— PROBLEM DESCRIPTION —
Scan the material that follows. Copy every line containing the word "Reserves".

— RECORDS TO USE —

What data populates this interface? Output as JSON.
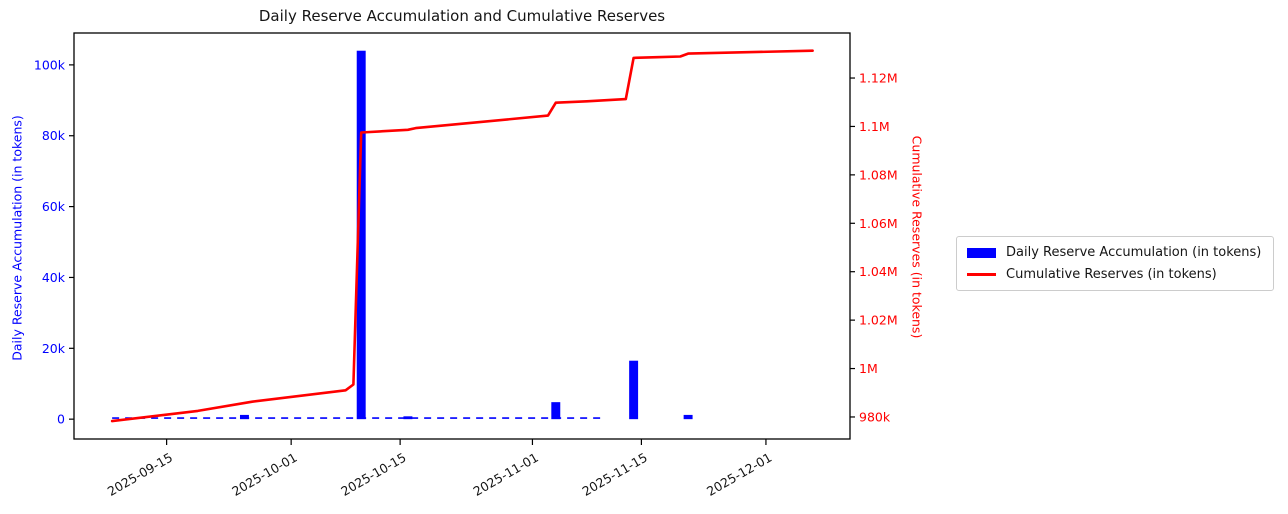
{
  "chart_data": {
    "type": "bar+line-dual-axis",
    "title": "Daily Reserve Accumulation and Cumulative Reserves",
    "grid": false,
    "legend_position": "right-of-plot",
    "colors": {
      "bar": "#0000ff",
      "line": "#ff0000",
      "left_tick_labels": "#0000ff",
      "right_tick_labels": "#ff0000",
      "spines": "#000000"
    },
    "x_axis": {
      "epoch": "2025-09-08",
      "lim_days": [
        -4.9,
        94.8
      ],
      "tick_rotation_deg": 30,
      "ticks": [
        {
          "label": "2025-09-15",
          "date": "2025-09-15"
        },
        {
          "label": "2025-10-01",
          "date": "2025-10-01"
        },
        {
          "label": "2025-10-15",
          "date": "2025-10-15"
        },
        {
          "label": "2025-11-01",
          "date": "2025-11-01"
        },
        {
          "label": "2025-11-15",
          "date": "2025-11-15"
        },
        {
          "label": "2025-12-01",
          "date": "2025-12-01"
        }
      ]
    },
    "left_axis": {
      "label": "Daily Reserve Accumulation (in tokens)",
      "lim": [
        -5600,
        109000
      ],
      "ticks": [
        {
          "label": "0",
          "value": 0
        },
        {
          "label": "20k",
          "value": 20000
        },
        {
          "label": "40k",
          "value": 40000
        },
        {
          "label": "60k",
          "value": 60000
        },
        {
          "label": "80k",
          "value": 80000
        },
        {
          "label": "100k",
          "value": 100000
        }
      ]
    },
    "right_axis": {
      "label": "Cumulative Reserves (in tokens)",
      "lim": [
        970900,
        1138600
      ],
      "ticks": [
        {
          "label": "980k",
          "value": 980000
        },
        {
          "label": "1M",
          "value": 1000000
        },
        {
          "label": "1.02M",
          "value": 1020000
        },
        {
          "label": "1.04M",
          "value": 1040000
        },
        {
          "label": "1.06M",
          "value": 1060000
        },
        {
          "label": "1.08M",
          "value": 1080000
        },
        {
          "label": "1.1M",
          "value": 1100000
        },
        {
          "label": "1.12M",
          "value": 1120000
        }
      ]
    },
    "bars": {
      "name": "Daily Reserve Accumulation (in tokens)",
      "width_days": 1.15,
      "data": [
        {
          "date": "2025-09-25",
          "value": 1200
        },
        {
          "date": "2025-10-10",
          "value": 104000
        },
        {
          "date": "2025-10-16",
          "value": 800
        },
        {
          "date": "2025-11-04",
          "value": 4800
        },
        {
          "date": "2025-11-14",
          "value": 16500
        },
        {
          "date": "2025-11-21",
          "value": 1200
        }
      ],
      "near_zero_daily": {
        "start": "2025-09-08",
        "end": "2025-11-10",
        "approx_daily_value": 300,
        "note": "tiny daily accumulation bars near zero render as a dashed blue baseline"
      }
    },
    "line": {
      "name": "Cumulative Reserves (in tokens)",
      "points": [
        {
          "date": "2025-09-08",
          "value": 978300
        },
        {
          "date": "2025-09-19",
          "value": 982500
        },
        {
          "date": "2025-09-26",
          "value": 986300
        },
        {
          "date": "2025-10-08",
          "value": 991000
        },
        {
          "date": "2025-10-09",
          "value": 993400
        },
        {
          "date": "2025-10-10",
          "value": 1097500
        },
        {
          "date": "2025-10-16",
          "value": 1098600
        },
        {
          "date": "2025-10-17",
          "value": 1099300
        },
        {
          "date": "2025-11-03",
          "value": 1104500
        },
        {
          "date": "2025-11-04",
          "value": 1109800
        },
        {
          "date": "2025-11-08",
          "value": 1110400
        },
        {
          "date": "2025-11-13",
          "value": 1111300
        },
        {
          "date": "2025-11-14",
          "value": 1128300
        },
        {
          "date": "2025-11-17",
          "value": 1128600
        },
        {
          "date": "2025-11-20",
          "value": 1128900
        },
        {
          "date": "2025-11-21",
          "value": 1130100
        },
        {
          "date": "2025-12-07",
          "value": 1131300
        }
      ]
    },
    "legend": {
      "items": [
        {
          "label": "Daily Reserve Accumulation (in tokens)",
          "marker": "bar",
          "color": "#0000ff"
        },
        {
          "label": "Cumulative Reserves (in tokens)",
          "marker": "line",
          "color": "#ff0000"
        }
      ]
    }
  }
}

--

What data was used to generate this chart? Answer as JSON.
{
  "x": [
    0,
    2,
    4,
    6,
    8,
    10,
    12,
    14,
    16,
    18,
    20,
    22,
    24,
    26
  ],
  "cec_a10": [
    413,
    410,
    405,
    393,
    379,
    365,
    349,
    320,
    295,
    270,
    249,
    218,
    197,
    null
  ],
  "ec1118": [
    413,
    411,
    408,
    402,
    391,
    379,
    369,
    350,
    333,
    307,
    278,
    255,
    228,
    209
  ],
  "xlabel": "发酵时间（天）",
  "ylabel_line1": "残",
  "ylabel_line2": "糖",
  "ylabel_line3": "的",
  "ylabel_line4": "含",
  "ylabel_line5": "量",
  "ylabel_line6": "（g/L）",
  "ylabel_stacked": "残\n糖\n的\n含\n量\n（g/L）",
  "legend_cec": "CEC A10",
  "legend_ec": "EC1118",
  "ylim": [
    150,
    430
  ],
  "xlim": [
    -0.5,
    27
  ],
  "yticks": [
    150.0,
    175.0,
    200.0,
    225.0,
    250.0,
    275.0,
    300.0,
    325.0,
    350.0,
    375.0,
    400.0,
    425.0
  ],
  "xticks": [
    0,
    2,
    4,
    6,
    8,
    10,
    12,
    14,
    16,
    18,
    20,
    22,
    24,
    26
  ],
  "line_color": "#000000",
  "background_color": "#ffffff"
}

— THE SOLUTION —
    "title": "Daily Reserve Accumulation and Cumulative Reserves",
      "label": "Cumulative Reserves (in tokens)",
      "name": "Cumulative Reserves (in tokens)",
          "label": "Cumulative Reserves (in tokens)",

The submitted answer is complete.